▶ Exercise set
(a) From the dog eating behavior excerpt, list every work cited in the paragraph that begins "Obesity is a common problem in dogs."
(b) In the dog eating behavior excerpt, what did the single veterinary study by Sallander et al. (2010) report?
(c) Write the next part of the dog eating behavior excerpt, picking up after its last sentence.

Conclusions. The DORA questionnaire is a reliable and informative owner-reported measure of canine eating behaviour and health and management factors which can be associated with obesity development. The tool will be applicable to study of the canine obesity model and to clinical veterinarians. Results revealed eating behaviour to be similarly associated with obesity as exercise and owners giving titbits.

Keywords: Eating behaviour, Questionnaire, Dog, Obesity, Owner, Factor structure, Appetite, Exercise, Feeding, Health

Introduction

Obesity is a common problem in dogs and is associated with a plethora of diseases and physiological changes that are reminiscent of those seen in humans (Edney & Smith, 1986; German, 2006; Zoran, 2010). Dogs share an environment with their human owners and are exposed to similar obesogenic factors such as a sedentary lifestyle and ready availability of calorie-dense, highly palatable food (Raffan, 2013). Consequently, canine obesity is worthy of study not only to address veterinary questions but also because dogs are compelling model organisms for research of translational relevance (Raffan, 2013).

Obesity is ultimately the consequence of energy intake exceeding expenditure. However, there is an increasing recognition that energy homeostasis is a closely regulated neurobiological process under the influence of genetic variants which often modify an individual’s behavioural phenotype related to feeding style, energy intake and food seeking behaviour (Carnell & Wardle, 2009; Farooqi, 2011; Raffan, 2013; Yeo & Heisler, 2012). People demonstrate marked variability in appetite and food preferences. Many studies have shown that variation in eating styles is associated with obesity. Genetic, endocrine and psychological mechanisms for this association have been explored (French et al., 2012).

There is evidence from experimental feeding trials that variability in eating behaviour exists between individual dogs and breeds (Hewson-Hughes et al., 2013) and a single veterinary study reported appetite (tested with a single question) to contribute to dog obesity (Sallander et al., 2010). However, individual feeding experiments are expensive and time consuming, as are similar protocols applied to human research subjects (Gibbons et al., 2014).

Consequently, questionnaire based tools to assess eating traits such as food responsiveness and satiety responsiveness in people are well established (Llewellyn et al., 2011; Van Strien et al., 2006; Wardle et al., 2001). No such tool has been reported for dogs and we identified the need for one to assess differences in eating behaviours between individual dogs. The role of dog owners as caregivers with a close emotional bond to their wards is reminiscent of that of parents with children so we considered questionnaires about eating behaviour for children to be a good model for developing such a tool.

Questionnaires for children and babies drew upon established theories and research (Llewellyn et al., 2011; Wardle et al., 2001). No such systematic research examining dog eating styles exists on which this questionnaire might be based. However, we can infer that variation exists because animal care texts refer indirectly to eating styles by advising on how to manage dogs with food related behaviours which are considered desirable or not. Additionally, food is commonly used as positive reinforcement during training (Hand et al., 2010; Lindell, 2009).

▶ Data records

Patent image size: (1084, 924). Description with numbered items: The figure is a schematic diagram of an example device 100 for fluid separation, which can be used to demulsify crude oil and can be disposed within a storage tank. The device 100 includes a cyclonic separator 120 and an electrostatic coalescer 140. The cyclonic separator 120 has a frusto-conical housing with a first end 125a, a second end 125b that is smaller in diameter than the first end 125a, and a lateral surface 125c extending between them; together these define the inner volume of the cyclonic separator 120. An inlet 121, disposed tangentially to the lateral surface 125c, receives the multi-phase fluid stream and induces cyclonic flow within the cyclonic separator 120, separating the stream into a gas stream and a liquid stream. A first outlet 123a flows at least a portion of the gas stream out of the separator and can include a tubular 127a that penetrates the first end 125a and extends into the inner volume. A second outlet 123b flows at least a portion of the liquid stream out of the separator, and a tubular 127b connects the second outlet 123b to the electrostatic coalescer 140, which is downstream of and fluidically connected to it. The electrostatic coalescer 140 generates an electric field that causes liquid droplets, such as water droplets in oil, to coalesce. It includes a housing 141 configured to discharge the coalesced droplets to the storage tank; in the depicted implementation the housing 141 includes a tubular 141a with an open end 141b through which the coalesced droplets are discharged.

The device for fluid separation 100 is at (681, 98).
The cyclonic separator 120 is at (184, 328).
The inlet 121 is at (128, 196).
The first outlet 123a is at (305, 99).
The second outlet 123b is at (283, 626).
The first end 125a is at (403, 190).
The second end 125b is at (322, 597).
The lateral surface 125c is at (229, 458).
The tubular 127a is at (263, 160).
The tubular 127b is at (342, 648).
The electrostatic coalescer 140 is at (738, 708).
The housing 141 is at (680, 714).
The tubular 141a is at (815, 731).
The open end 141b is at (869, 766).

▶ Expected results
(a) Edney & Smith, 1986; German, 2006; Zoran, 2010; Raffan, 2013

(b) It reported that appetite, tested with a single question, contributes to dog obesity.

(c)
Since dog owners are generally responsible for providing food and enabling exercise for their pets, it is sensible that a questionnaire considering the influence of food-motivation on obesity should also collect information about owner or dog factors which might moderate the development of obesity. Obesity in dogs has previously been associated with gender, neuter status, age, breed, feeding practices (e.g., provision of human food, titbits, weighing/measuring food), owner income, obesity and age, the nature of the owner-dog relationship and exercise (Bland et al., 2009; Colliard et al., 2006; Courcier et al., 2010; Edney & Smith, 1986; Kienzle, Bergler & Mandernach, 1998; Nijland, Stam & Seidell, 2010; O’Neill et al., 2014; Robertson, 2003; Rohlf et al., 2010; Sallander et al., 2010; Warren et al., 2011).

Only one previous study (Sallander et al., 2010) considered appetite or food motivation, and then only with a single question. However, anecdotally, veterinary surgeons and pet owners commonly report some individual dogs or breeds/types of dog to be particularly food motivated or ‘fussy’ eaters.

The primary aim of this work was to develop an owner-reported questionnaire to assess dog eating behaviour as well as dog health and owner management factors which can affect the development of obesity and validate it using different measures (test test–retest reliability, internal consistency, face validity, construct validity and criterion validity).

A secondary aim was to use the questionnaire to test whether variability in dog food-motivation existed and, if so, how it was associated with different owner management styles, and obesity. The null hypotheses were that there would be no difference in eating behaviour between dogs or between lean and overweight dogs, and that owners would not manage food differently in dogs with different eating behaviours.

Materials and Methods

The study was approved by the Ethics and Welfare Committee of the Department of Veterinary Medicine, University of Cambridge (CR125).

Questionnaire development

Defining variability in food related behaviour and owner management

Items to be included in the questionnaire were designed using information from three sources:

  • (1)

    A minority of items were drawn directly from two existing questionnaires for assessing eating behaviour in children and babies (Llewellyn et al., 2011; Wardle et al., 2001). Existing items were selected if they could be deemed relevant to dogs. For instance, some items could be adapted by substituting ‘dog’ for ‘child’, such as ‘my child finishes his/her meal very quickly’. Others were rejected as they asked about interactions not recognised or defined in dogs, such as ‘I use puddings as a bribe to get my child to eat his/her main course’. Furthermore, these resources were used to identify a list of topics which might be relevant to dogs or owner management. Amongst those topics was ‘emotional eating’ which we defined as eating more or less food during negative emotional states, following Wardle et al. (2001).

  • (2)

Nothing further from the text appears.